OBJECTIVE:
Of the lines in the listing below, how many hold "page"? Answer with the number only.

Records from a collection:
"""

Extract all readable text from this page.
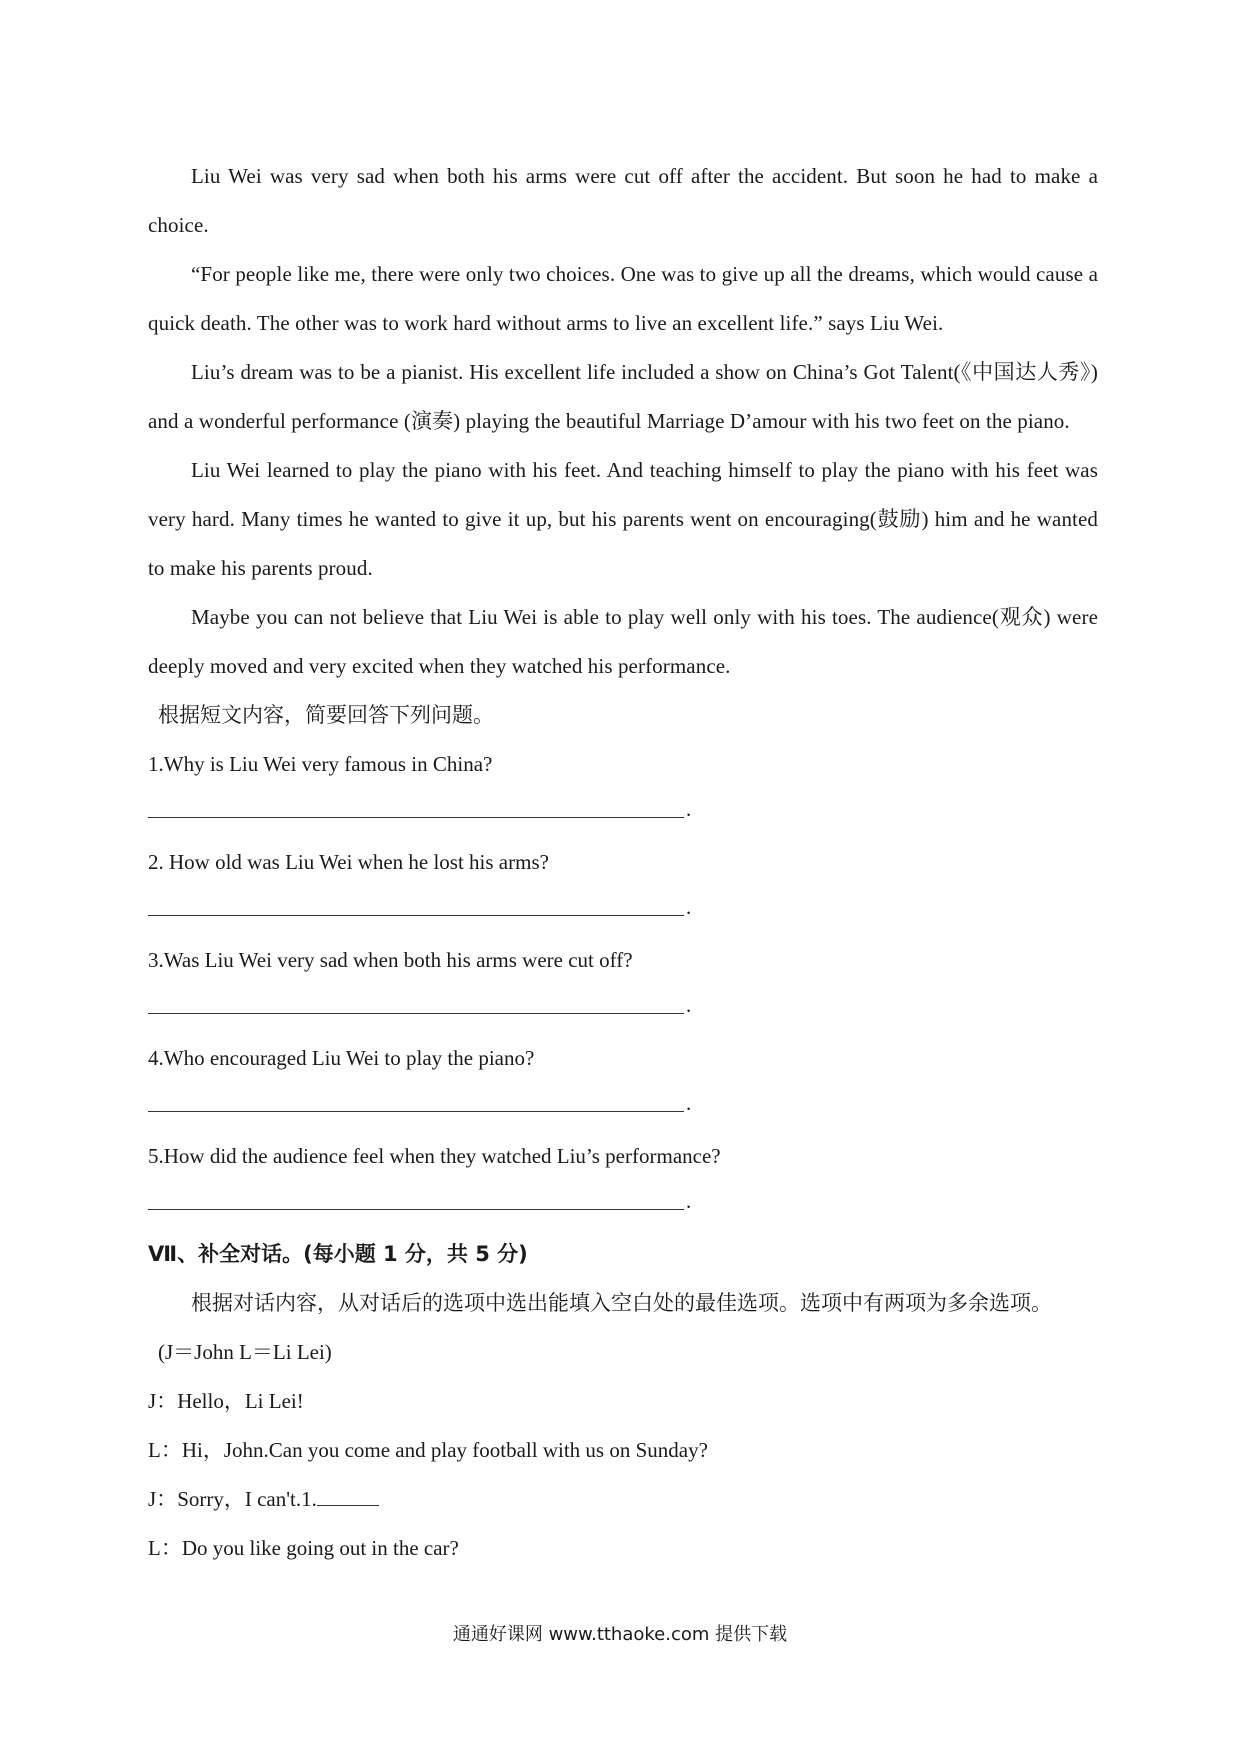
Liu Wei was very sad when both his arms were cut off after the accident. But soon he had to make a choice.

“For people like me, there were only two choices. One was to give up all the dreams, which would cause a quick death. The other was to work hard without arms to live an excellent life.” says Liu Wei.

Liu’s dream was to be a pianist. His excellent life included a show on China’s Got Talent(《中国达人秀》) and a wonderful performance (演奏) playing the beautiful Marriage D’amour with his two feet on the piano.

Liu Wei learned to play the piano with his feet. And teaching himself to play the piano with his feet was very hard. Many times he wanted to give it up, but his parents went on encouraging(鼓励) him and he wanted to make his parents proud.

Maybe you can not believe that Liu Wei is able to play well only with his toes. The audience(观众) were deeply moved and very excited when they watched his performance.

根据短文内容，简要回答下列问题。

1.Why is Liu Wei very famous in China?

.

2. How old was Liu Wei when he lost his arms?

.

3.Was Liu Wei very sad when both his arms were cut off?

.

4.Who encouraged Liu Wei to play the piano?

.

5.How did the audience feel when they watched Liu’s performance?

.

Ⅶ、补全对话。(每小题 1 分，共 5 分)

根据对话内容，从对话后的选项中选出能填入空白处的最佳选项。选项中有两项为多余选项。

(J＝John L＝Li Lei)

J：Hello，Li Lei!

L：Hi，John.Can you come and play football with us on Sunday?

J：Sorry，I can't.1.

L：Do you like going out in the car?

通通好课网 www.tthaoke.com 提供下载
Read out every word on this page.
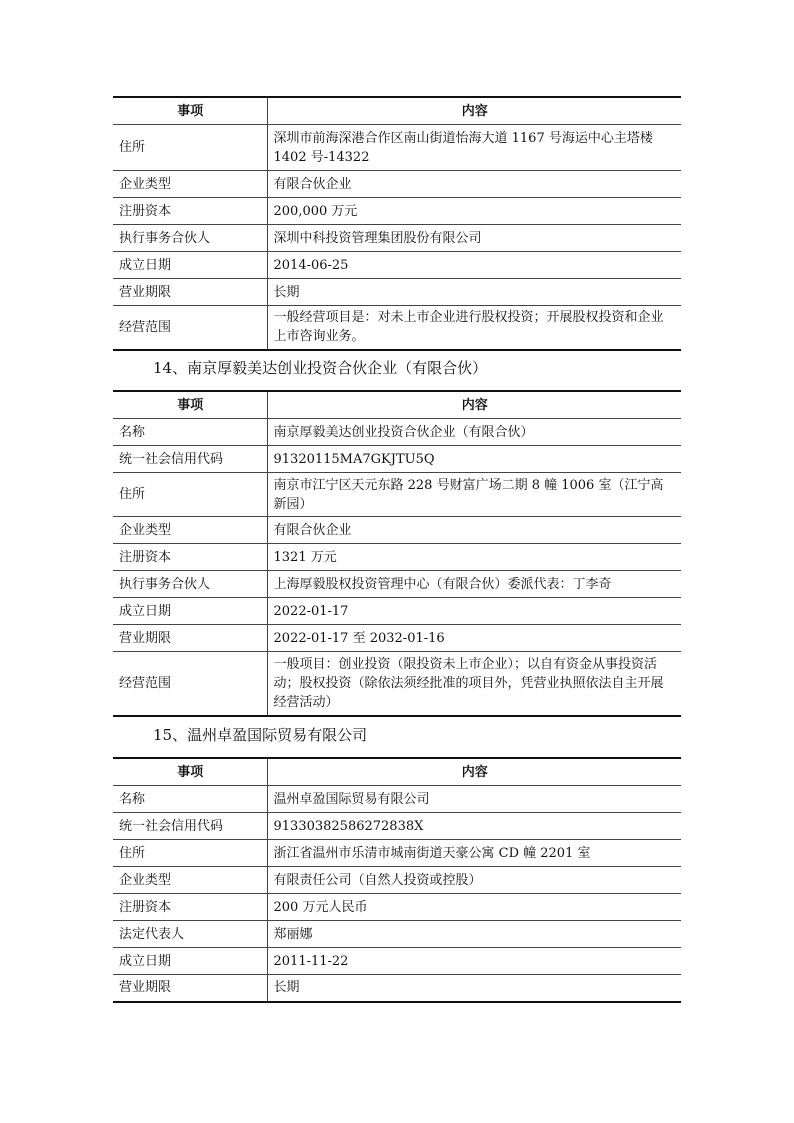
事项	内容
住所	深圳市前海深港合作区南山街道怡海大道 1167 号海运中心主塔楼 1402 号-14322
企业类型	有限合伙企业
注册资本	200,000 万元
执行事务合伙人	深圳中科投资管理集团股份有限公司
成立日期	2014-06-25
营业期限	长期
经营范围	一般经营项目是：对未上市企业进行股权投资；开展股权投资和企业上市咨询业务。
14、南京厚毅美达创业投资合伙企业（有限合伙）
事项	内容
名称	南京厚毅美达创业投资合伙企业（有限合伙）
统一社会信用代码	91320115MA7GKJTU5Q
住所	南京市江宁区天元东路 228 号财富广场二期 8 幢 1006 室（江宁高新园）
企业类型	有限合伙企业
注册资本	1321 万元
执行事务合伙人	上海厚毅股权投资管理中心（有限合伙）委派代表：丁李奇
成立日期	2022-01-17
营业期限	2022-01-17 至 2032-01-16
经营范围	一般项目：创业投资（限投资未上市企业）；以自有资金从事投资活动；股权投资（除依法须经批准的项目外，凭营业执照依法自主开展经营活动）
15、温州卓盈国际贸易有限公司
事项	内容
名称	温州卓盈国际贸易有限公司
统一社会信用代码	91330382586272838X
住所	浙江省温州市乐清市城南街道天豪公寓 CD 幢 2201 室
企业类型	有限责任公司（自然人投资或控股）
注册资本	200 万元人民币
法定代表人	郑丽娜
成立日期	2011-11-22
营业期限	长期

"""

EXERCISE RESULT:
2